The data
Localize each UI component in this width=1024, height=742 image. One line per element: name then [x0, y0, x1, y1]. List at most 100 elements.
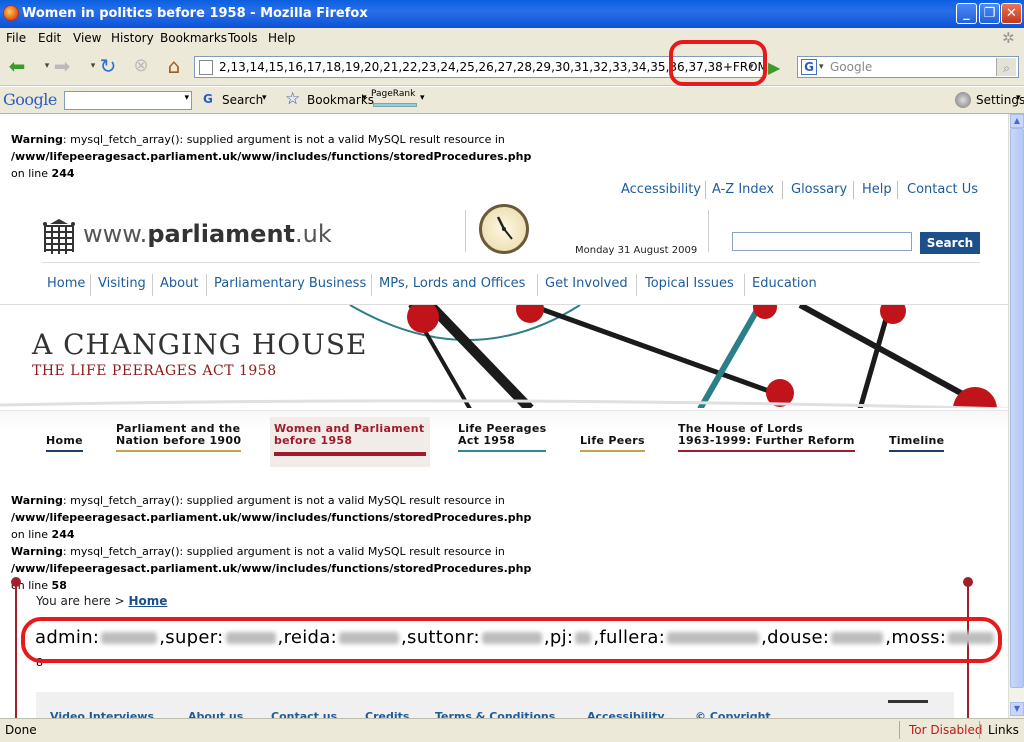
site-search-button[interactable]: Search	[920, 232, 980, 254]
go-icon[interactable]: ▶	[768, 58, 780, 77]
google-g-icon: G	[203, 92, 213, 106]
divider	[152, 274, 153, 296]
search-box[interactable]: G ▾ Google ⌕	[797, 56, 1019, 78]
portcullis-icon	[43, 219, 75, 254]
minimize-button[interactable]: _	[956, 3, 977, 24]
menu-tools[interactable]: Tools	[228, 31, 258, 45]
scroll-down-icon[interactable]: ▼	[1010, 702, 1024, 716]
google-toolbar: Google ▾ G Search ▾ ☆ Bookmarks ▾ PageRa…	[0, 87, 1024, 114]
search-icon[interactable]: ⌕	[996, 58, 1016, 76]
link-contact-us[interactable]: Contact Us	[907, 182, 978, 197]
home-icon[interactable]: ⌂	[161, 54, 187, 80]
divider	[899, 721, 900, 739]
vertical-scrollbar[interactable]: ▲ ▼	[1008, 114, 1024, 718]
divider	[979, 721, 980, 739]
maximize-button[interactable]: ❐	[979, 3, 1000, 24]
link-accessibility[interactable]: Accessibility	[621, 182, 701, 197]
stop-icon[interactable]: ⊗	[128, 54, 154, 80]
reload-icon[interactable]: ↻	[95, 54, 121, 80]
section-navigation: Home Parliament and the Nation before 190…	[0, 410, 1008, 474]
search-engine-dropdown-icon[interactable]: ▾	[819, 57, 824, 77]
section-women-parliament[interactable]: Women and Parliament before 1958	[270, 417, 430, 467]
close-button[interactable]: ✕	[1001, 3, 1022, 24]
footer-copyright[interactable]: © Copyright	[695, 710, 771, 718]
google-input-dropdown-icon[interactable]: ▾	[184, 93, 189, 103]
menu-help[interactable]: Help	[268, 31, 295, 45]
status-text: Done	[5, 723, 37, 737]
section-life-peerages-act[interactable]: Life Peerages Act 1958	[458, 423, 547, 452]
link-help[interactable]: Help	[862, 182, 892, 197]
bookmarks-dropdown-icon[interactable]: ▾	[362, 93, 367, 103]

Goal of the exercise
Please return every line above verbatim, leaving out the pictures.

Completed exercise
Localize each UI component in this width=1024, height=742 image. One line per element: name then [x0, y0, x1, y1]. List at most 100 elements.
site-search-button[interactable]: Search	[920, 232, 980, 254]
go-icon[interactable]: ▶	[768, 58, 780, 77]
google-g-icon: G	[203, 92, 213, 106]
divider	[152, 274, 153, 296]
search-box[interactable]: G ▾ Google ⌕	[797, 56, 1019, 78]
portcullis-icon	[43, 219, 75, 254]
minimize-button[interactable]: _	[956, 3, 977, 24]
menu-tools[interactable]: Tools	[228, 31, 258, 45]
scroll-down-icon[interactable]: ▼	[1010, 702, 1024, 716]
google-toolbar: Google ▾ G Search ▾ ☆ Bookmarks ▾ PageRa…	[0, 87, 1024, 114]
search-icon[interactable]: ⌕	[996, 58, 1016, 76]
link-contact-us[interactable]: Contact Us	[907, 182, 978, 197]
home-icon[interactable]: ⌂	[161, 54, 187, 80]
divider	[899, 721, 900, 739]
vertical-scrollbar[interactable]: ▲ ▼	[1008, 114, 1024, 718]
divider	[979, 721, 980, 739]
maximize-button[interactable]: ❐	[979, 3, 1000, 24]
link-accessibility[interactable]: Accessibility	[621, 182, 701, 197]
stop-icon[interactable]: ⊗	[128, 54, 154, 80]
reload-icon[interactable]: ↻	[95, 54, 121, 80]
section-navigation: Home Parliament and the Nation before 190…	[0, 410, 1008, 474]
search-engine-dropdown-icon[interactable]: ▾	[819, 57, 824, 77]
section-women-parliament[interactable]: Women and Parliament before 1958	[270, 417, 430, 467]
close-button[interactable]: ✕	[1001, 3, 1022, 24]
footer-copyright[interactable]: © Copyright	[695, 710, 771, 718]
google-input-dropdown-icon[interactable]: ▾	[184, 93, 189, 103]
menu-help[interactable]: Help	[268, 31, 295, 45]
status-text: Done	[5, 723, 37, 737]
section-life-peerages-act[interactable]: Life Peerages Act 1958	[458, 423, 547, 452]
link-help[interactable]: Help	[862, 182, 892, 197]
bookmarks-dropdown-icon[interactable]: ▾	[362, 93, 367, 103]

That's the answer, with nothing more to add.